- [EXERCISE AIM]:
Answer these from the article on Meloni and Sanchez:
1. Which three countries did Sanchez's latest trip cover?
2. Which newspaper does each of the two authors write for?
3. What kind of migration does the article say the two premiers start by insisting on?

Strategies

Migrants, Meloni and Sanchez's similarities on 'regular' flows

From the most diverse assumptions, the two premiers end up overlapping on certain models. Starting with the insistence on 'regular' migration

by Alberto Magnani (Il Sole 24 Ore, Italy), Lola García-Ajofrín (El Confidencial, Spain)

Il premier spagnolo Pedro Sanchez e il presidente senegalese Bassirou Diomaye Faye

7' min read

7' min read

Comparisons between leaders can be idle. Spanish Prime Minister Pedro Sanchez's latest trip, a tour de force between Mauritania, Gambia and Senegal, has brought up a striking one: that between Sanchez himself and his Italian counterpart Giorgia Meloni. On paper the similarities are nil, starting with the antithesis between a face of EU social democracy and that of the Conservatives and Reformists in Brussels.

- [RAW DATA]:
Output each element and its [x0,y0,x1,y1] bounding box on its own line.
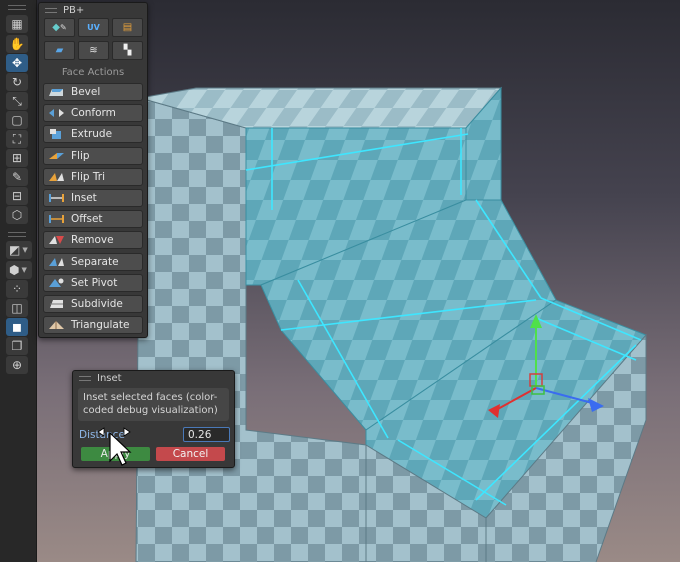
object-mode-icon[interactable]: ❐ [6,337,28,355]
extrude-icon [48,128,65,140]
poly-shape-icon[interactable]: ⬢ ▼ [6,261,32,279]
bevel-button[interactable]: Bevel [43,83,143,101]
material-editor-icon[interactable]: ▤ [112,18,143,37]
flip-tri-button[interactable]: Flip Tri [43,167,143,186]
new-shape-icon[interactable]: ◆ ✎ [44,18,75,37]
face-actions-label: Face Actions [61,67,125,78]
offset-button[interactable]: Offset [43,210,143,229]
edge-mode-icon[interactable]: ◫ [6,299,28,317]
pivot-mode-icon[interactable]: ⊕ [6,356,28,374]
conform-button[interactable]: Conform [43,104,143,123]
flip-button[interactable]: Flip [43,146,143,165]
panel-title: PB+ [63,4,85,16]
mouse-cursor-icon [96,425,136,467]
grid-snap-icon[interactable]: ⊞ [6,149,28,167]
subdivide-icon [48,298,65,310]
offset-icon [48,213,65,225]
popup-grip-icon[interactable] [79,376,91,381]
transform-tool-icon[interactable]: ⛶ [6,130,28,148]
subdivide-button[interactable]: Subdivide [43,294,143,313]
distance-input[interactable] [183,427,230,442]
vertex-color-icon[interactable]: ≋ [78,41,109,60]
inset-icon [48,192,65,204]
set-pivot-icon [48,277,65,289]
triangulate-icon [48,319,65,331]
conform-icon [48,107,65,119]
hand-pan-icon[interactable]: ✋ [6,35,28,53]
face-actions-list: Bevel Conform Extrude Flip Flip Tri Inse… [43,83,143,337]
panel-grip-icon[interactable] [45,7,57,13]
popup-title: Inset [97,373,122,384]
toolbar-grip[interactable] [8,5,26,10]
grid-view-icon[interactable]: ▦ [6,15,28,33]
face-mode-icon[interactable]: ◼ [6,318,28,336]
flip-tri-icon [48,171,65,183]
probuilder-panel: PB+ ◆ ✎ UV ▤ ▰ ≋ ▚ Face Actions Bevel Con… [38,2,148,338]
tools-toolbar: ▦ ✋ ✥ ↻ ⤡ ▢ ⛶ ⊞ ✎ ⊟ ⬡ ◩ ▼ ⬢ ▼ ⁘ ◫ ◼ ❐ ⊕ [0,0,37,562]
rect-tool-icon[interactable]: ▢ [6,111,28,129]
cube-select-icon[interactable]: ⬡ [6,206,28,224]
remove-button[interactable]: Remove [43,231,143,250]
smoothing-groups-icon[interactable]: ▰ [44,41,75,60]
uv-editor-icon[interactable]: UV [78,18,109,37]
cancel-button[interactable]: Cancel [156,447,225,461]
paint-tool-icon[interactable]: ✎ [6,168,28,186]
scale-tool-icon[interactable]: ⤡ [6,92,28,110]
popup-header[interactable]: Inset [73,371,234,386]
checker-texture-icon[interactable]: ▚ [112,41,143,60]
vertex-mode-icon[interactable]: ⁘ [6,280,28,298]
mode-button-grid: ◆ ✎ UV ▤ ▰ ≋ ▚ [44,18,143,60]
toolbar-grip-2[interactable] [8,232,26,237]
extrude-button[interactable]: Extrude [43,125,143,144]
separate-icon [48,256,65,268]
separate-button[interactable]: Separate [43,252,143,271]
inset-description: Inset selected faces (color-coded debug … [78,388,229,421]
flip-icon [48,150,65,162]
remove-icon [48,234,65,246]
shape-tool-icon[interactable]: ◩ ▼ [6,241,32,259]
rotate-tool-icon[interactable]: ↻ [6,73,28,91]
inset-button[interactable]: Inset [43,188,143,207]
bevel-icon [48,86,65,98]
triangulate-button[interactable]: Triangulate [43,316,143,335]
move-tool-icon[interactable]: ✥ [6,54,28,72]
probuilder-edit-icon[interactable]: ⊟ [6,187,28,205]
panel-header[interactable]: PB+ [39,3,147,17]
set-pivot-button[interactable]: Set Pivot [43,273,143,292]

- [OUTPUT OF THE TASK]:
1. Mauritania, Gambia and Senegal.
2. Alberto Magnani writes for Il Sole 24 Ore (Italy), and Lola García-Ajofrín writes for El Confidencial (Spain).
3. 'Regular' migration.